• **Challenge**
Write out the full set of records below exactly.

+++++

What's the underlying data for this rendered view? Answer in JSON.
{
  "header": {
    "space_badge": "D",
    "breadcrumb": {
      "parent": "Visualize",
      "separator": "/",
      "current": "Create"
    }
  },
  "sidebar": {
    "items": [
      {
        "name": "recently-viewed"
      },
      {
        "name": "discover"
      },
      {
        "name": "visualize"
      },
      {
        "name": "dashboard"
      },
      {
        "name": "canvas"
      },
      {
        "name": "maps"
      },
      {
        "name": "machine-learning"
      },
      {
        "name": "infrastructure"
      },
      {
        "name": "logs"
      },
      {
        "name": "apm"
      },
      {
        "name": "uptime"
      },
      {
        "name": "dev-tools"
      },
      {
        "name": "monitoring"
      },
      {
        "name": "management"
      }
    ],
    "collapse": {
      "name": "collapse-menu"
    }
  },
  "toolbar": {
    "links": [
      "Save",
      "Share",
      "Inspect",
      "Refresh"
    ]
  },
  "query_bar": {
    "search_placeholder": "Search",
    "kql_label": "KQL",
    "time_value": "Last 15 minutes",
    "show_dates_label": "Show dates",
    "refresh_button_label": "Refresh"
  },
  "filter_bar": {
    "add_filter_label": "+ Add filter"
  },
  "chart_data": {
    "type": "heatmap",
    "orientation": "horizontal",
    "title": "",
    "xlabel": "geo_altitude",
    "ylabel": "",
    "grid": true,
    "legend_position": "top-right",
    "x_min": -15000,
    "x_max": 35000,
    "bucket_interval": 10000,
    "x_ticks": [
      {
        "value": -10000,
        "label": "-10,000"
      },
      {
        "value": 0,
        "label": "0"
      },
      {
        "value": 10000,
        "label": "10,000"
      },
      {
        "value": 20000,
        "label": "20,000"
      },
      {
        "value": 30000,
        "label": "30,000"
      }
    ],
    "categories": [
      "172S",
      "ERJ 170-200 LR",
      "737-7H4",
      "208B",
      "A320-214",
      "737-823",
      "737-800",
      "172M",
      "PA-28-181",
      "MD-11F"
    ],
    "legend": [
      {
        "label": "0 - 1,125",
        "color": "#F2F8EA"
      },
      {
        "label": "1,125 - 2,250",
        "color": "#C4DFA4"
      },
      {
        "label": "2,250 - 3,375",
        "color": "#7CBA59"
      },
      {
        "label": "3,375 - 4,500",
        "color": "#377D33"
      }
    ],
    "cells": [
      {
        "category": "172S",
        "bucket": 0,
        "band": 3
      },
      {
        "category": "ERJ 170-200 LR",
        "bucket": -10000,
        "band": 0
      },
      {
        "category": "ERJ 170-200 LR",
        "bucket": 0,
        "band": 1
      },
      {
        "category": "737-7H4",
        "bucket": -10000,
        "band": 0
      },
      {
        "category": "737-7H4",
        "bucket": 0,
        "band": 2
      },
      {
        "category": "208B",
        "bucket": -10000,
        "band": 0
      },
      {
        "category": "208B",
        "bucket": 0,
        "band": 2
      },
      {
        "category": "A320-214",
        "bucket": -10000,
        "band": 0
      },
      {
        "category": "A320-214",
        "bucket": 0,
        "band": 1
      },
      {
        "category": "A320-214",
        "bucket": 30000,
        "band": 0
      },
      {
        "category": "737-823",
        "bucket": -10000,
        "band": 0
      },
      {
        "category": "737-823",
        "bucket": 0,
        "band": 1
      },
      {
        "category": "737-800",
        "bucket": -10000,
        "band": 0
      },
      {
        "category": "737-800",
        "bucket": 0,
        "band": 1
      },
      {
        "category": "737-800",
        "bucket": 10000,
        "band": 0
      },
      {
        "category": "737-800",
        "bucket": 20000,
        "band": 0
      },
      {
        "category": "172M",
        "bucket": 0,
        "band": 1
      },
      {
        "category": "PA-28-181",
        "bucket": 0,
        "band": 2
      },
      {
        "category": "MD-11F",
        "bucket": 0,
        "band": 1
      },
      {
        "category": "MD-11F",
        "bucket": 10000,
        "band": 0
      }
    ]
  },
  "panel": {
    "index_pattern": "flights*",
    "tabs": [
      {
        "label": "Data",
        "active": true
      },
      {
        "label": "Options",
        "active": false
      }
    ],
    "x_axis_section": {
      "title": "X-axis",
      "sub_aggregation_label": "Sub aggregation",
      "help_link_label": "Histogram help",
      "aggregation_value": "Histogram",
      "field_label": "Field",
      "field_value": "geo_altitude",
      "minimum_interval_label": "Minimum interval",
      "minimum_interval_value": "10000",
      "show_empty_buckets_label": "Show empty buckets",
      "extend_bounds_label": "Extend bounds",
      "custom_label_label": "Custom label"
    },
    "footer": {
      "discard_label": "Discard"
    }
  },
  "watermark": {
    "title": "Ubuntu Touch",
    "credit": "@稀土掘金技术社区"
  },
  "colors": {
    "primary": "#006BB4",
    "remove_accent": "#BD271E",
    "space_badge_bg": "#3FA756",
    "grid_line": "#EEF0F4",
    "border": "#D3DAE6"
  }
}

+++++

• **Answer to this exercise**
What's the underlying data for this rendered view? Answer in JSON.
{
  "header": {
    "space_badge": "D",
    "breadcrumb": {
      "parent": "Visualize",
      "separator": "/",
      "current": "Create"
    }
  },
  "sidebar": {
    "items": [
      {
        "name": "recently-viewed"
      },
      {
        "name": "discover"
      },
      {
        "name": "visualize"
      },
      {
        "name": "dashboard"
      },
      {
        "name": "canvas"
      },
      {
        "name": "maps"
      },
      {
        "name": "machine-learning"
      },
      {
        "name": "infrastructure"
      },
      {
        "name": "logs"
      },
      {
        "name": "apm"
      },
      {
        "name": "uptime"
      },
      {
        "name": "dev-tools"
      },
      {
        "name": "monitoring"
      },
      {
        "name": "management"
      }
    ],
    "collapse": {
      "name": "collapse-menu"
    }
  },
  "toolbar": {
    "links": [
      "Save",
      "Share",
      "Inspect",
      "Refresh"
    ]
  },
  "query_bar": {
    "search_placeholder": "Search",
    "kql_label": "KQL",
    "time_value": "Last 15 minutes",
    "show_dates_label": "Show dates",
    "refresh_button_label": "Refresh"
  },
  "filter_bar": {
    "add_filter_label": "+ Add filter"
  },
  "chart_data": {
    "type": "heatmap",
    "orientation": "horizontal",
    "title": "",
    "xlabel": "geo_altitude",
    "ylabel": "",
    "grid": true,
    "legend_position": "top-right",
    "x_min": -15000,
    "x_max": 35000,
    "bucket_interval": 10000,
    "x_ticks": [
      {
        "value": -10000,
        "label": "-10,000"
      },
      {
        "value": 0,
        "label": "0"
      },
      {
        "value": 10000,
        "label": "10,000"
      },
      {
        "value": 20000,
        "label": "20,000"
      },
      {
        "value": 30000,
        "label": "30,000"
      }
    ],
    "categories": [
      "172S",
      "ERJ 170-200 LR",
      "737-7H4",
      "208B",
      "A320-214",
      "737-823",
      "737-800",
      "172M",
      "PA-28-181",
      "MD-11F"
    ],
    "legend": [
      {
        "label": "0 - 1,125",
        "color": "#F2F8EA"
      },
      {
        "label": "1,125 - 2,250",
        "color": "#C4DFA4"
      },
      {
        "label": "2,250 - 3,375",
        "color": "#7CBA59"
      },
      {
        "label": "3,375 - 4,500",
        "color": "#377D33"
      }
    ],
    "cells": [
      {
        "category": "172S",
        "bucket": 0,
        "band": 3
      },
      {
        "category": "ERJ 170-200 LR",
        "bucket": -10000,
        "band": 0
      },
      {
        "category": "ERJ 170-200 LR",
        "bucket": 0,
        "band": 1
      },
      {
        "category": "737-7H4",
        "bucket": -10000,
        "band": 0
      },
      {
        "category": "737-7H4",
        "bucket": 0,
        "band": 2
      },
      {
        "category": "208B",
        "bucket": -10000,
        "band": 0
      },
      {
        "category": "208B",
        "bucket": 0,
        "band": 2
      },
      {
        "category": "A320-214",
        "bucket": -10000,
        "band": 0
      },
      {
        "category": "A320-214",
        "bucket": 0,
        "band": 1
      },
      {
        "category": "A320-214",
        "bucket": 30000,
        "band": 0
      },
      {
        "category": "737-823",
        "bucket": -10000,
        "band": 0
      },
      {
        "category": "737-823",
        "bucket": 0,
        "band": 1
      },
      {
        "category": "737-800",
        "bucket": -10000,
        "band": 0
      },
      {
        "category": "737-800",
        "bucket": 0,
        "band": 1
      },
      {
        "category": "737-800",
        "bucket": 10000,
        "band": 0
      },
      {
        "category": "737-800",
        "bucket": 20000,
        "band": 0
      },
      {
        "category": "172M",
        "bucket": 0,
        "band": 1
      },
      {
        "category": "PA-28-181",
        "bucket": 0,
        "band": 2
      },
      {
        "category": "MD-11F",
        "bucket": 0,
        "band": 1
      },
      {
        "category": "MD-11F",
        "bucket": 10000,
        "band": 0
      }
    ]
  },
  "panel": {
    "index_pattern": "flights*",
    "tabs": [
      {
        "label": "Data",
        "active": true
      },
      {
        "label": "Options",
        "active": false
      }
    ],
    "x_axis_section": {
      "title": "X-axis",
      "sub_aggregation_label": "Sub aggregation",
      "help_link_label": "Histogram help",
      "aggregation_value": "Histogram",
      "field_label": "Field",
      "field_value": "geo_altitude",
      "minimum_interval_label": "Minimum interval",
      "minimum_interval_value": "10000",
      "show_empty_buckets_label": "Show empty buckets",
      "extend_bounds_label": "Extend bounds",
      "custom_label_label": "Custom label"
    },
    "footer": {
      "discard_label": "Discard"
    }
  },
  "watermark": {
    "title": "Ubuntu Touch",
    "credit": "@稀土掘金技术社区"
  },
  "colors": {
    "primary": "#006BB4",
    "remove_accent": "#BD271E",
    "space_badge_bg": "#3FA756",
    "grid_line": "#EEF0F4",
    "border": "#D3DAE6"
  }
}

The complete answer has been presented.